== SOURCE RECORDS ==

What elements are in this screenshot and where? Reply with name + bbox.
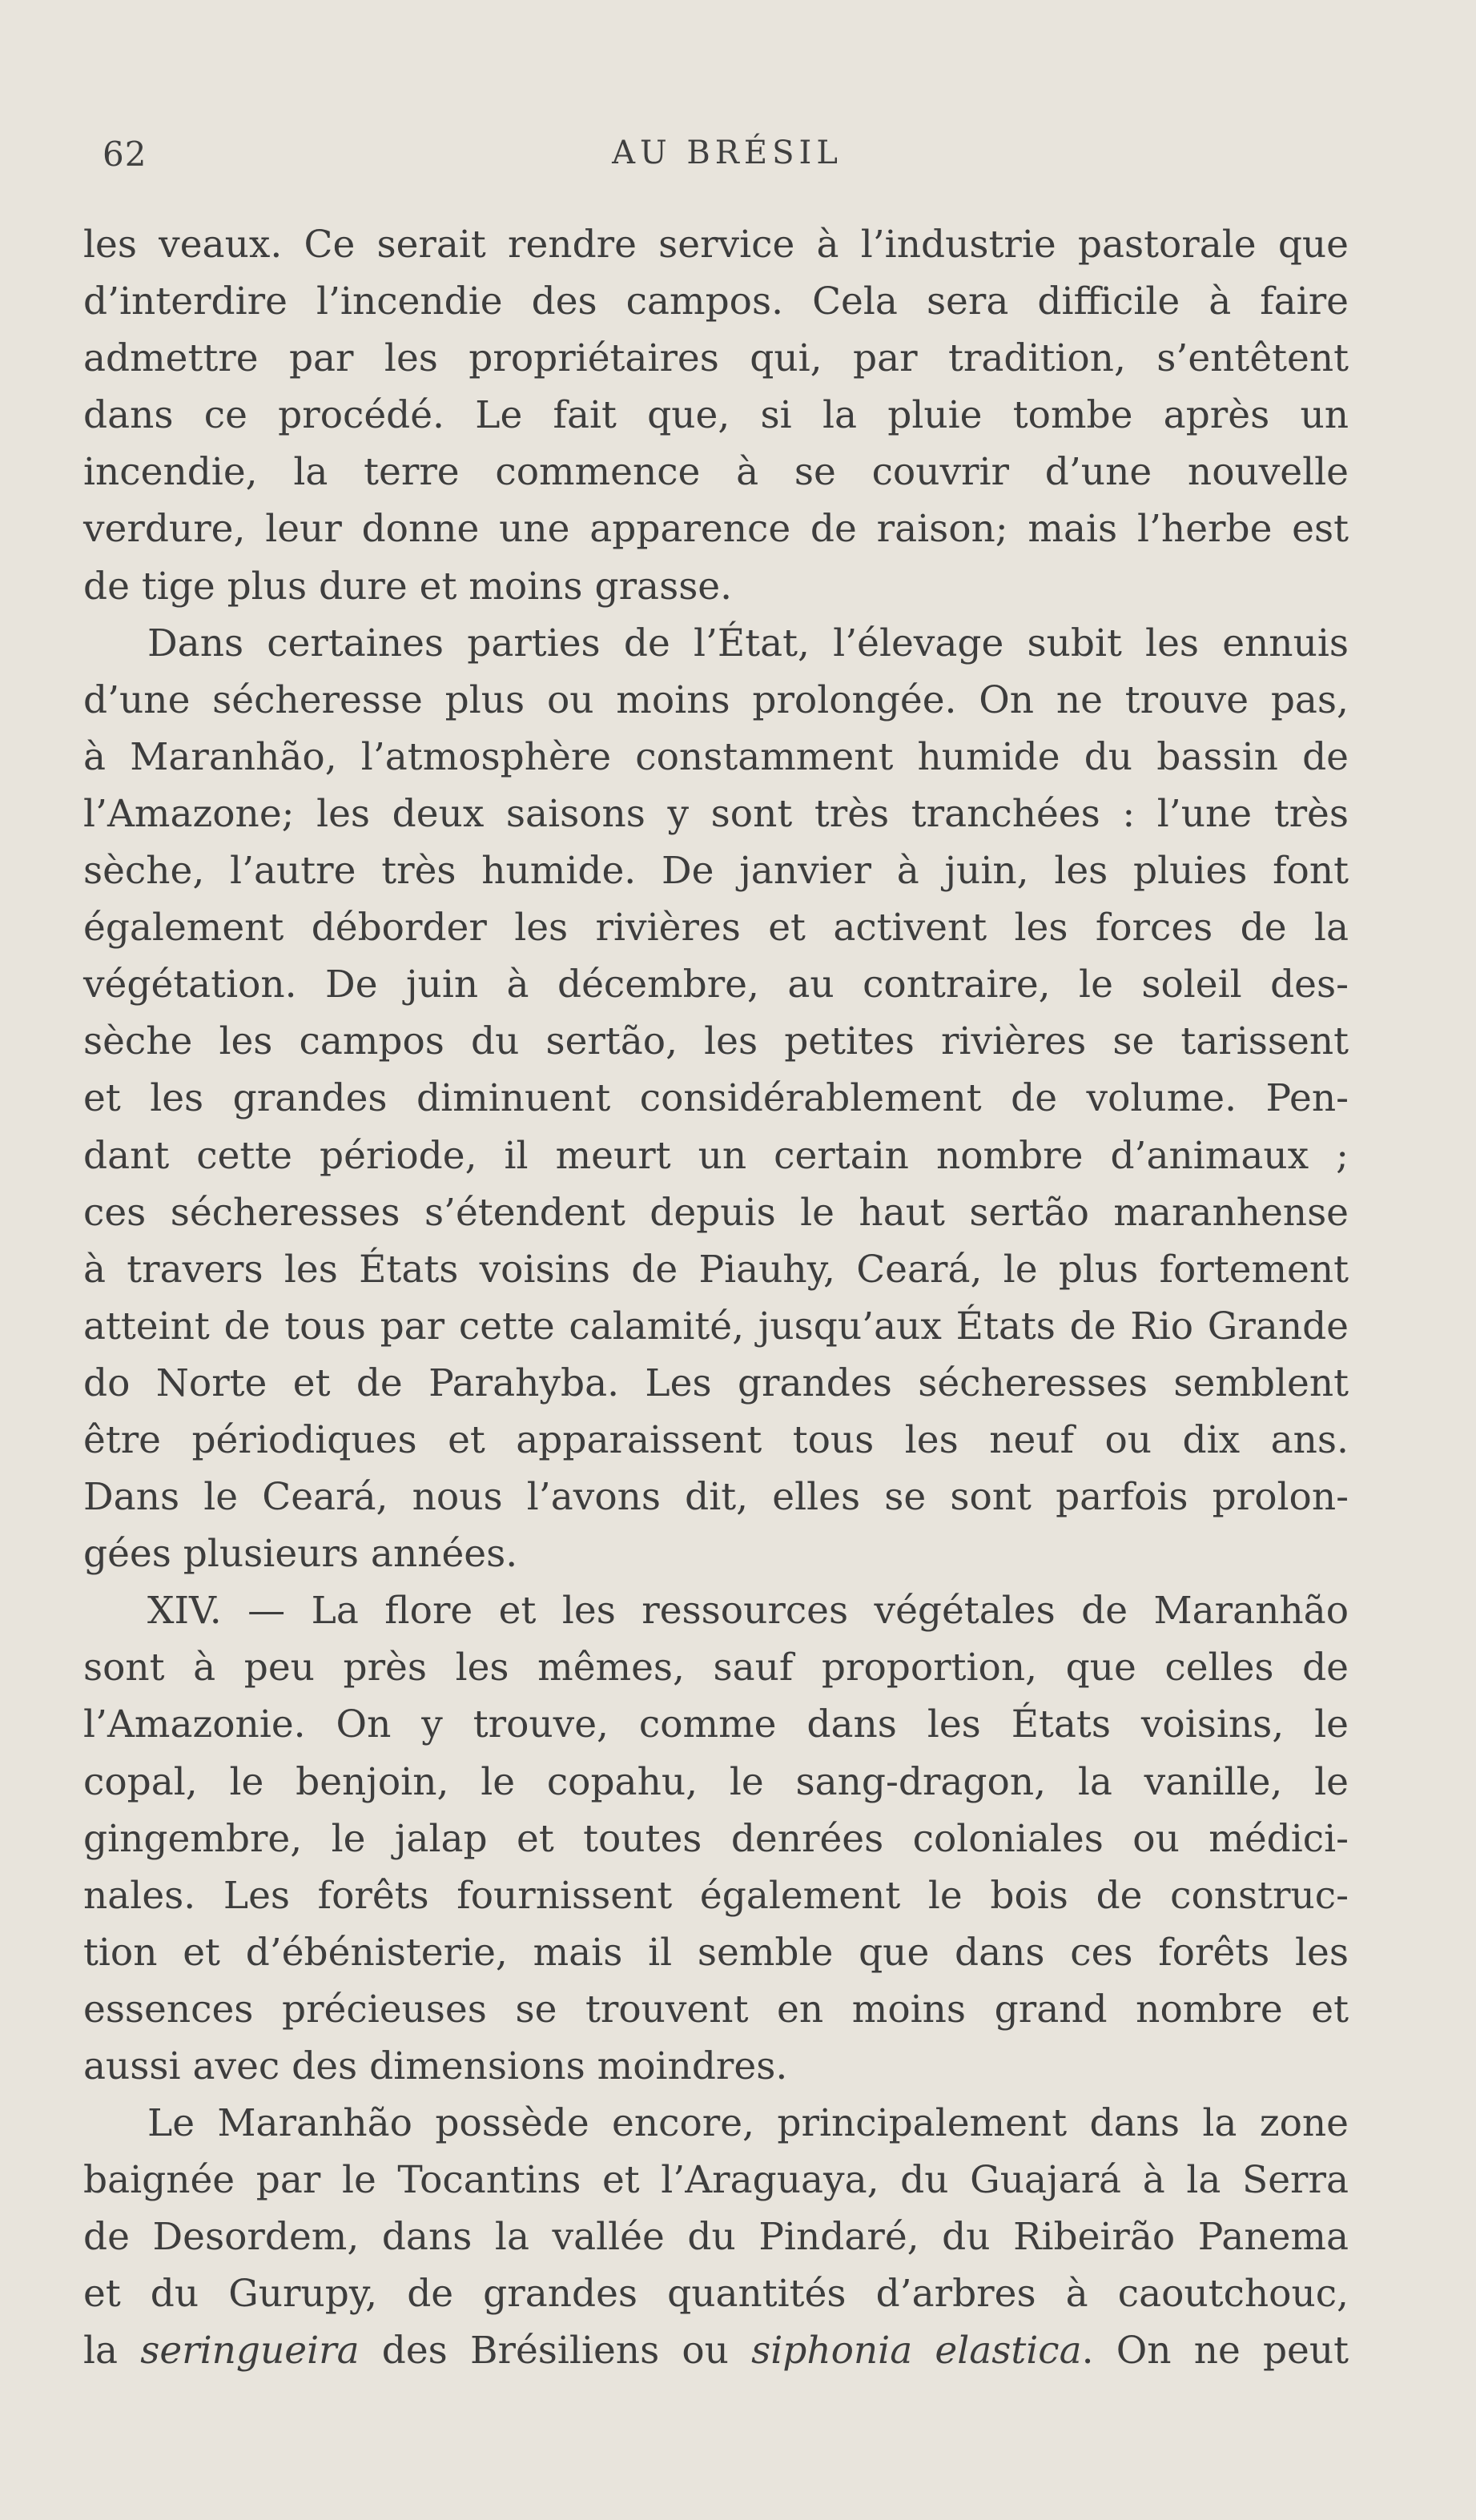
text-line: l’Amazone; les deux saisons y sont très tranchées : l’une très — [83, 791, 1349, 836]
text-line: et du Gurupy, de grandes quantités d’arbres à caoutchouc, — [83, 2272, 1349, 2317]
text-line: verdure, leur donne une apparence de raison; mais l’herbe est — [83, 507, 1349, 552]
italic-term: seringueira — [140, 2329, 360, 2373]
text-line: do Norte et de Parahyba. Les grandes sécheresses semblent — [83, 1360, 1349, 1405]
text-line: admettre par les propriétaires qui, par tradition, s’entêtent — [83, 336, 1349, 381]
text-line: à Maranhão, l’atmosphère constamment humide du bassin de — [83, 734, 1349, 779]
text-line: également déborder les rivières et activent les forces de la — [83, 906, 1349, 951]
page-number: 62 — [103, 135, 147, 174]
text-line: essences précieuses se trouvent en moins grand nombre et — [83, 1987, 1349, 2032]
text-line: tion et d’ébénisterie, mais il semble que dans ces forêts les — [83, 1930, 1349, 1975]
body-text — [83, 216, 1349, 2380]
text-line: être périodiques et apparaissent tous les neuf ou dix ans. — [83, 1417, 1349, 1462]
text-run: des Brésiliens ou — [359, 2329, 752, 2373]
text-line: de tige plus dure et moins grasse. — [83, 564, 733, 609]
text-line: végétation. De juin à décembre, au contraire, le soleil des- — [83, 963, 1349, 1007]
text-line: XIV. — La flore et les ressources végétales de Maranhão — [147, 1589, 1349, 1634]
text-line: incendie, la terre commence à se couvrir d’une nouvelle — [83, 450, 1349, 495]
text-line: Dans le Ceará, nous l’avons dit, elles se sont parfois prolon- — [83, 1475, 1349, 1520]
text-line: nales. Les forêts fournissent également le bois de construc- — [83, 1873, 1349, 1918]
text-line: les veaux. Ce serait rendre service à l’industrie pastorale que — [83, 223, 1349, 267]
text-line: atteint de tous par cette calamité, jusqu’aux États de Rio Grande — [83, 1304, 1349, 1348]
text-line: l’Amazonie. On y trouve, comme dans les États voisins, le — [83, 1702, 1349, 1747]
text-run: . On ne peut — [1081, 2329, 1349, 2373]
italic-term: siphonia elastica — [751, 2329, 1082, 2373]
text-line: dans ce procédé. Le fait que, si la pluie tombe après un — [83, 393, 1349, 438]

===

◆ REQUIREMENT ◆
Copy every line of the listing above word for word, leaving out the picture.

◆ TASK RESPONSE ◆
What elements are in this screenshot and where? Reply with name + bbox.
text-line: l’Amazone; les deux saisons y sont très tranchées : l’une très — [83, 791, 1349, 836]
text-line: et du Gurupy, de grandes quantités d’arbres à caoutchouc, — [83, 2272, 1349, 2317]
text-line: verdure, leur donne une apparence de raison; mais l’herbe est — [83, 507, 1349, 552]
italic-term: seringueira — [140, 2329, 360, 2373]
text-line: do Norte et de Parahyba. Les grandes sécheresses semblent — [83, 1360, 1349, 1405]
text-line: admettre par les propriétaires qui, par tradition, s’entêtent — [83, 336, 1349, 381]
text-line: à Maranhão, l’atmosphère constamment humide du bassin de — [83, 734, 1349, 779]
text-line: également déborder les rivières et activent les forces de la — [83, 906, 1349, 951]
page-number: 62 — [103, 135, 147, 174]
text-line: essences précieuses se trouvent en moins grand nombre et — [83, 1987, 1349, 2032]
text-line: tion et d’ébénisterie, mais il semble que dans ces forêts les — [83, 1930, 1349, 1975]
body-text — [83, 216, 1349, 2380]
text-line: être périodiques et apparaissent tous les neuf ou dix ans. — [83, 1417, 1349, 1462]
text-run: des Brésiliens ou — [359, 2329, 752, 2373]
text-line: de tige plus dure et moins grasse. — [83, 564, 733, 609]
text-line: végétation. De juin à décembre, au contraire, le soleil des- — [83, 963, 1349, 1007]
text-line: XIV. — La flore et les ressources végétales de Maranhão — [147, 1589, 1349, 1634]
text-line: incendie, la terre commence à se couvrir d’une nouvelle — [83, 450, 1349, 495]
text-line: Dans le Ceará, nous l’avons dit, elles se sont parfois prolon- — [83, 1475, 1349, 1520]
text-line: nales. Les forêts fournissent également le bois de construc- — [83, 1873, 1349, 1918]
text-line: les veaux. Ce serait rendre service à l’industrie pastorale que — [83, 223, 1349, 267]
text-line: atteint de tous par cette calamité, jusqu’aux États de Rio Grande — [83, 1304, 1349, 1348]
text-line: l’Amazonie. On y trouve, comme dans les États voisins, le — [83, 1702, 1349, 1747]
text-run: . On ne peut — [1081, 2329, 1349, 2373]
italic-term: siphonia elastica — [751, 2329, 1082, 2373]
text-line: dans ce procédé. Le fait que, si la pluie tombe après un — [83, 393, 1349, 438]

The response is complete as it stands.